[Records that describe figures]

-- Start --

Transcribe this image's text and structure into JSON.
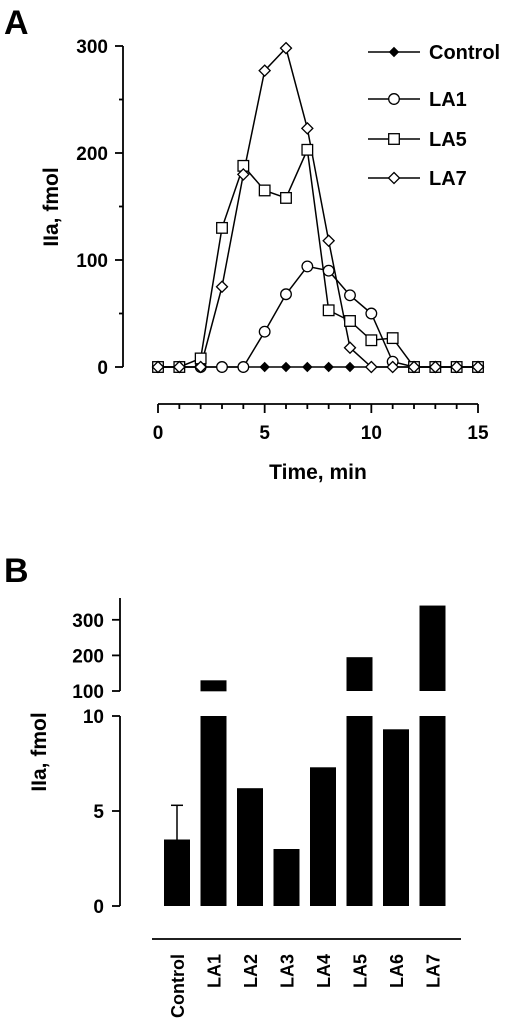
{
  "chart_data": [
    {
      "panel_label": "A",
      "type": "line",
      "xlabel": "Time, min",
      "ylabel": "IIa, fmol",
      "xlim": [
        0,
        15
      ],
      "ylim": [
        0,
        300
      ],
      "xticks": [
        "0",
        "5",
        "10",
        "15"
      ],
      "yticks": [
        "0",
        "100",
        "200",
        "300"
      ],
      "legend_position": "top-right",
      "series": [
        {
          "name": "Control",
          "marker": "filled-diamond",
          "x": [
            0,
            1,
            2,
            3,
            4,
            5,
            6,
            7,
            8,
            9,
            10,
            11,
            12,
            13,
            14,
            15
          ],
          "y": [
            0,
            0,
            0,
            0,
            0,
            0,
            0,
            0,
            0,
            0,
            0,
            0,
            0,
            0,
            0,
            0
          ]
        },
        {
          "name": "LA1",
          "marker": "open-circle",
          "x": [
            0,
            1,
            2,
            3,
            4,
            5,
            6,
            7,
            8,
            9,
            10,
            11,
            12,
            13,
            14,
            15
          ],
          "y": [
            0,
            0,
            0,
            0,
            0,
            33,
            68,
            94,
            90,
            67,
            50,
            5,
            0,
            0,
            0,
            0
          ]
        },
        {
          "name": "LA5",
          "marker": "open-square",
          "x": [
            0,
            1,
            2,
            3,
            4,
            5,
            6,
            7,
            8,
            9,
            10,
            11,
            12,
            13,
            14,
            15
          ],
          "y": [
            0,
            0,
            8,
            130,
            188,
            165,
            158,
            203,
            53,
            43,
            25,
            27,
            0,
            0,
            0,
            0
          ]
        },
        {
          "name": "LA7",
          "marker": "open-diamond",
          "x": [
            0,
            1,
            2,
            3,
            4,
            5,
            6,
            7,
            8,
            9,
            10,
            11,
            12,
            13,
            14,
            15
          ],
          "y": [
            0,
            0,
            0,
            75,
            180,
            277,
            298,
            223,
            118,
            18,
            0,
            0,
            0,
            0,
            0,
            0
          ]
        }
      ]
    },
    {
      "panel_label": "B",
      "type": "bar",
      "ylabel": "IIa, fmol",
      "categories": [
        "Control",
        "LA1",
        "LA2",
        "LA3",
        "LA4",
        "LA5",
        "LA6",
        "LA7"
      ],
      "values": [
        3.5,
        130,
        6.2,
        3.0,
        7.3,
        195,
        9.3,
        340
      ],
      "error_bars": [
        1.8,
        null,
        null,
        null,
        null,
        null,
        null,
        null
      ],
      "axis_break": true,
      "lower_ylim": [
        0,
        10
      ],
      "upper_ylim": [
        100,
        350
      ],
      "lower_yticks": [
        "0",
        "5",
        "10"
      ],
      "upper_yticks": [
        "100",
        "200",
        "300"
      ]
    }
  ]
}
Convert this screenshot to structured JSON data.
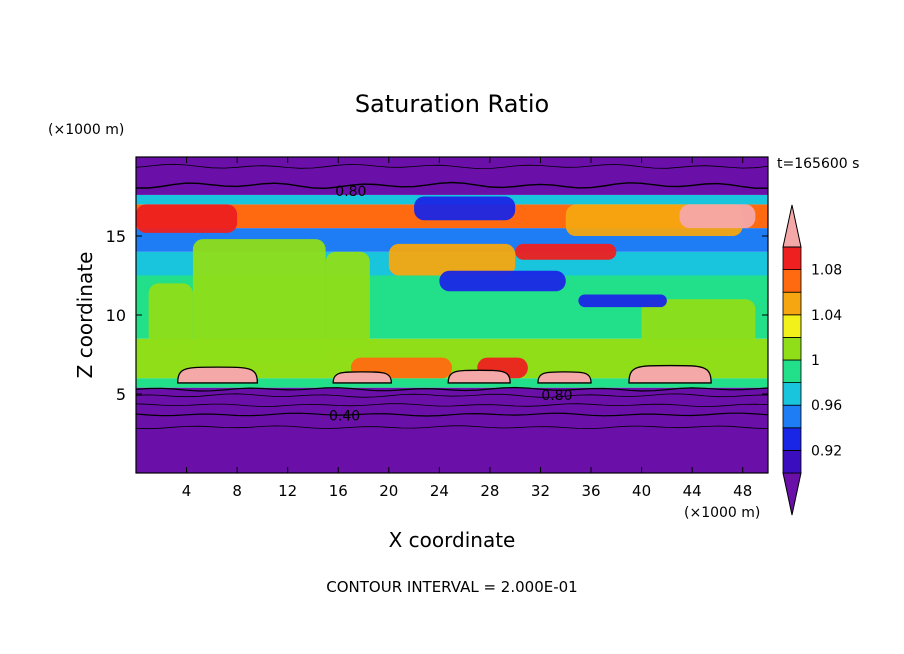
{
  "chart_data": {
    "type": "heatmap",
    "title": "Saturation Ratio",
    "xlabel": "X coordinate",
    "ylabel": "Z coordinate",
    "x_unit": "(×1000 m)",
    "y_unit": "(×1000 m)",
    "time_label": "t=165600 s",
    "footer": "CONTOUR INTERVAL = 2.000E-01",
    "xlim": [
      0,
      50
    ],
    "ylim": [
      0,
      20
    ],
    "x_ticks": [
      4,
      8,
      12,
      16,
      20,
      24,
      28,
      32,
      36,
      40,
      44,
      48
    ],
    "y_ticks": [
      5,
      10,
      15
    ],
    "contour_labels": [
      {
        "text": "0.80",
        "x": 17.0,
        "z": 17.9
      },
      {
        "text": "0.80",
        "x": 33.3,
        "z": 5.0
      },
      {
        "text": "0.40",
        "x": 16.5,
        "z": 3.7
      }
    ],
    "colorbar": {
      "levels": [
        0.9,
        0.92,
        0.94,
        0.96,
        0.98,
        1.0,
        1.02,
        1.04,
        1.06,
        1.08,
        1.1
      ],
      "tick_labels": [
        "1.08",
        "1.04",
        "1",
        "0.96",
        "0.92"
      ],
      "colors": [
        "#6a0fa8",
        "#3a0dbf",
        "#1a26e6",
        "#1e7cf5",
        "#19c4dd",
        "#22e08a",
        "#8fde18",
        "#f2f21a",
        "#f5a610",
        "#ff6a10",
        "#ee2020",
        "#f5a8a8"
      ]
    },
    "bands": [
      {
        "z": [
          0,
          5.4
        ],
        "color": "#6a0fa8"
      },
      {
        "z": [
          5.4,
          6.0
        ],
        "color": "#22e08a"
      },
      {
        "z": [
          6.0,
          8.5
        ],
        "color": "#8fde18"
      },
      {
        "z": [
          8.5,
          12.5
        ],
        "color": "#22e08a"
      },
      {
        "z": [
          12.5,
          14.0
        ],
        "color": "#19c4dd"
      },
      {
        "z": [
          14.0,
          15.5
        ],
        "color": "#1e7cf5"
      },
      {
        "z": [
          15.5,
          17.0
        ],
        "color": "#ff6a10"
      },
      {
        "z": [
          17.0,
          17.6
        ],
        "color": "#19c4dd"
      },
      {
        "z": [
          17.6,
          20
        ],
        "color": "#6a0fa8"
      }
    ],
    "regions": [
      {
        "x": [
          4.5,
          15.0
        ],
        "z": [
          7.0,
          14.8
        ],
        "color": "#8fde18"
      },
      {
        "x": [
          15.0,
          18.5
        ],
        "z": [
          8.0,
          14.0
        ],
        "color": "#8fde18"
      },
      {
        "x": [
          1.0,
          4.5
        ],
        "z": [
          8.0,
          12.0
        ],
        "color": "#8fde18"
      },
      {
        "x": [
          40.0,
          49.0
        ],
        "z": [
          8.0,
          11.0
        ],
        "color": "#8fde18"
      },
      {
        "x": [
          20.0,
          30.0
        ],
        "z": [
          12.5,
          14.5
        ],
        "color": "#f5a610"
      },
      {
        "x": [
          24.0,
          34.0
        ],
        "z": [
          11.5,
          12.8
        ],
        "color": "#1a26e6"
      },
      {
        "x": [
          30.0,
          38.0
        ],
        "z": [
          13.5,
          14.5
        ],
        "color": "#ee2020"
      },
      {
        "x": [
          35.0,
          42.0
        ],
        "z": [
          10.5,
          11.3
        ],
        "color": "#1a26e6"
      },
      {
        "x": [
          22.0,
          30.0
        ],
        "z": [
          16.0,
          17.5
        ],
        "color": "#1a26e6"
      },
      {
        "x": [
          0,
          8.0
        ],
        "z": [
          15.2,
          17.0
        ],
        "color": "#ee2020"
      },
      {
        "x": [
          34.0,
          48.0
        ],
        "z": [
          15.0,
          17.0
        ],
        "color": "#f5a610"
      },
      {
        "x": [
          43.0,
          49.0
        ],
        "z": [
          15.5,
          17.0
        ],
        "color": "#f5a8a8"
      },
      {
        "x": [
          17.0,
          25.0
        ],
        "z": [
          6.0,
          7.3
        ],
        "color": "#ff6a10"
      },
      {
        "x": [
          27.0,
          31.0
        ],
        "z": [
          6.0,
          7.3
        ],
        "color": "#ee2020"
      }
    ],
    "anvils": [
      {
        "x": [
          3.3,
          9.6
        ],
        "z": [
          5.7,
          6.7
        ]
      },
      {
        "x": [
          15.6,
          20.2
        ],
        "z": [
          5.7,
          6.4
        ]
      },
      {
        "x": [
          24.7,
          29.6
        ],
        "z": [
          5.7,
          6.5
        ]
      },
      {
        "x": [
          31.8,
          36.0
        ],
        "z": [
          5.7,
          6.4
        ]
      },
      {
        "x": [
          39.0,
          45.5
        ],
        "z": [
          5.7,
          6.8
        ]
      }
    ]
  }
}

-- End --

Reproduce each line of the records exactly, and omit every picture.

Transcribe this image's text and structure into JSON.
{
  "chart_data": [
    {
      "panel_label": "A",
      "type": "line",
      "xlabel": "Time, min",
      "ylabel": "IIa, fmol",
      "xlim": [
        0,
        15
      ],
      "ylim": [
        0,
        300
      ],
      "xticks": [
        "0",
        "5",
        "10",
        "15"
      ],
      "yticks": [
        "0",
        "100",
        "200",
        "300"
      ],
      "legend_position": "top-right",
      "series": [
        {
          "name": "Control",
          "marker": "filled-diamond",
          "x": [
            0,
            1,
            2,
            3,
            4,
            5,
            6,
            7,
            8,
            9,
            10,
            11,
            12,
            13,
            14,
            15
          ],
          "y": [
            0,
            0,
            0,
            0,
            0,
            0,
            0,
            0,
            0,
            0,
            0,
            0,
            0,
            0,
            0,
            0
          ]
        },
        {
          "name": "LA1",
          "marker": "open-circle",
          "x": [
            0,
            1,
            2,
            3,
            4,
            5,
            6,
            7,
            8,
            9,
            10,
            11,
            12,
            13,
            14,
            15
          ],
          "y": [
            0,
            0,
            0,
            0,
            0,
            33,
            68,
            94,
            90,
            67,
            50,
            5,
            0,
            0,
            0,
            0
          ]
        },
        {
          "name": "LA5",
          "marker": "open-square",
          "x": [
            0,
            1,
            2,
            3,
            4,
            5,
            6,
            7,
            8,
            9,
            10,
            11,
            12,
            13,
            14,
            15
          ],
          "y": [
            0,
            0,
            8,
            130,
            188,
            165,
            158,
            203,
            53,
            43,
            25,
            27,
            0,
            0,
            0,
            0
          ]
        },
        {
          "name": "LA7",
          "marker": "open-diamond",
          "x": [
            0,
            1,
            2,
            3,
            4,
            5,
            6,
            7,
            8,
            9,
            10,
            11,
            12,
            13,
            14,
            15
          ],
          "y": [
            0,
            0,
            0,
            75,
            180,
            277,
            298,
            223,
            118,
            18,
            0,
            0,
            0,
            0,
            0,
            0
          ]
        }
      ]
    },
    {
      "panel_label": "B",
      "type": "bar",
      "ylabel": "IIa, fmol",
      "categories": [
        "Control",
        "LA1",
        "LA2",
        "LA3",
        "LA4",
        "LA5",
        "LA6",
        "LA7"
      ],
      "values": [
        3.5,
        130,
        6.2,
        3.0,
        7.3,
        195,
        9.3,
        340
      ],
      "error_bars": [
        1.8,
        null,
        null,
        null,
        null,
        null,
        null,
        null
      ],
      "axis_break": true,
      "lower_ylim": [
        0,
        10
      ],
      "upper_ylim": [
        100,
        350
      ],
      "lower_yticks": [
        "0",
        "5",
        "10"
      ],
      "upper_yticks": [
        "100",
        "200",
        "300"
      ]
    }
  ]
}
Convert this screenshot to structured JSON data.
{
  "chart_data": {
    "type": "heatmap",
    "title": "Saturation Ratio",
    "xlabel": "X coordinate",
    "ylabel": "Z coordinate",
    "x_unit": "(×1000 m)",
    "y_unit": "(×1000 m)",
    "time_label": "t=165600 s",
    "footer": "CONTOUR INTERVAL = 2.000E-01",
    "xlim": [
      0,
      50
    ],
    "ylim": [
      0,
      20
    ],
    "x_ticks": [
      4,
      8,
      12,
      16,
      20,
      24,
      28,
      32,
      36,
      40,
      44,
      48
    ],
    "y_ticks": [
      5,
      10,
      15
    ],
    "contour_labels": [
      {
        "text": "0.80",
        "x": 17.0,
        "z": 17.9
      },
      {
        "text": "0.80",
        "x": 33.3,
        "z": 5.0
      },
      {
        "text": "0.40",
        "x": 16.5,
        "z": 3.7
      }
    ],
    "colorbar": {
      "levels": [
        0.9,
        0.92,
        0.94,
        0.96,
        0.98,
        1.0,
        1.02,
        1.04,
        1.06,
        1.08,
        1.1
      ],
      "tick_labels": [
        "1.08",
        "1.04",
        "1",
        "0.96",
        "0.92"
      ],
      "colors": [
        "#6a0fa8",
        "#3a0dbf",
        "#1a26e6",
        "#1e7cf5",
        "#19c4dd",
        "#22e08a",
        "#8fde18",
        "#f2f21a",
        "#f5a610",
        "#ff6a10",
        "#ee2020",
        "#f5a8a8"
      ]
    },
    "bands": [
      {
        "z": [
          0,
          5.4
        ],
        "color": "#6a0fa8"
      },
      {
        "z": [
          5.4,
          6.0
        ],
        "color": "#22e08a"
      },
      {
        "z": [
          6.0,
          8.5
        ],
        "color": "#8fde18"
      },
      {
        "z": [
          8.5,
          12.5
        ],
        "color": "#22e08a"
      },
      {
        "z": [
          12.5,
          14.0
        ],
        "color": "#19c4dd"
      },
      {
        "z": [
          14.0,
          15.5
        ],
        "color": "#1e7cf5"
      },
      {
        "z": [
          15.5,
          17.0
        ],
        "color": "#ff6a10"
      },
      {
        "z": [
          17.0,
          17.6
        ],
        "color": "#19c4dd"
      },
      {
        "z": [
          17.6,
          20
        ],
        "color": "#6a0fa8"
      }
    ],
    "regions": [
      {
        "x": [
          4.5,
          15.0
        ],
        "z": [
          7.0,
          14.8
        ],
        "color": "#8fde18"
      },
      {
        "x": [
          15.0,
          18.5
        ],
        "z": [
          8.0,
          14.0
        ],
        "color": "#8fde18"
      },
      {
        "x": [
          1.0,
          4.5
        ],
        "z": [
          8.0,
          12.0
        ],
        "color": "#8fde18"
      },
      {
        "x": [
          40.0,
          49.0
        ],
        "z": [
          8.0,
          11.0
        ],
        "color": "#8fde18"
      },
      {
        "x": [
          20.0,
          30.0
        ],
        "z": [
          12.5,
          14.5
        ],
        "color": "#f5a610"
      },
      {
        "x": [
          24.0,
          34.0
        ],
        "z": [
          11.5,
          12.8
        ],
        "color": "#1a26e6"
      },
      {
        "x": [
          30.0,
          38.0
        ],
        "z": [
          13.5,
          14.5
        ],
        "color": "#ee2020"
      },
      {
        "x": [
          35.0,
          42.0
        ],
        "z": [
          10.5,
          11.3
        ],
        "color": "#1a26e6"
      },
      {
        "x": [
          22.0,
          30.0
        ],
        "z": [
          16.0,
          17.5
        ],
        "color": "#1a26e6"
      },
      {
        "x": [
          0,
          8.0
        ],
        "z": [
          15.2,
          17.0
        ],
        "color": "#ee2020"
      },
      {
        "x": [
          34.0,
          48.0
        ],
        "z": [
          15.0,
          17.0
        ],
        "color": "#f5a610"
      },
      {
        "x": [
          43.0,
          49.0
        ],
        "z": [
          15.5,
          17.0
        ],
        "color": "#f5a8a8"
      },
      {
        "x": [
          17.0,
          25.0
        ],
        "z": [
          6.0,
          7.3
        ],
        "color": "#ff6a10"
      },
      {
        "x": [
          27.0,
          31.0
        ],
        "z": [
          6.0,
          7.3
        ],
        "color": "#ee2020"
      }
    ],
    "anvils": [
      {
        "x": [
          3.3,
          9.6
        ],
        "z": [
          5.7,
          6.7
        ]
      },
      {
        "x": [
          15.6,
          20.2
        ],
        "z": [
          5.7,
          6.4
        ]
      },
      {
        "x": [
          24.7,
          29.6
        ],
        "z": [
          5.7,
          6.5
        ]
      },
      {
        "x": [
          31.8,
          36.0
        ],
        "z": [
          5.7,
          6.4
        ]
      },
      {
        "x": [
          39.0,
          45.5
        ],
        "z": [
          5.7,
          6.8
        ]
      }
    ]
  }
}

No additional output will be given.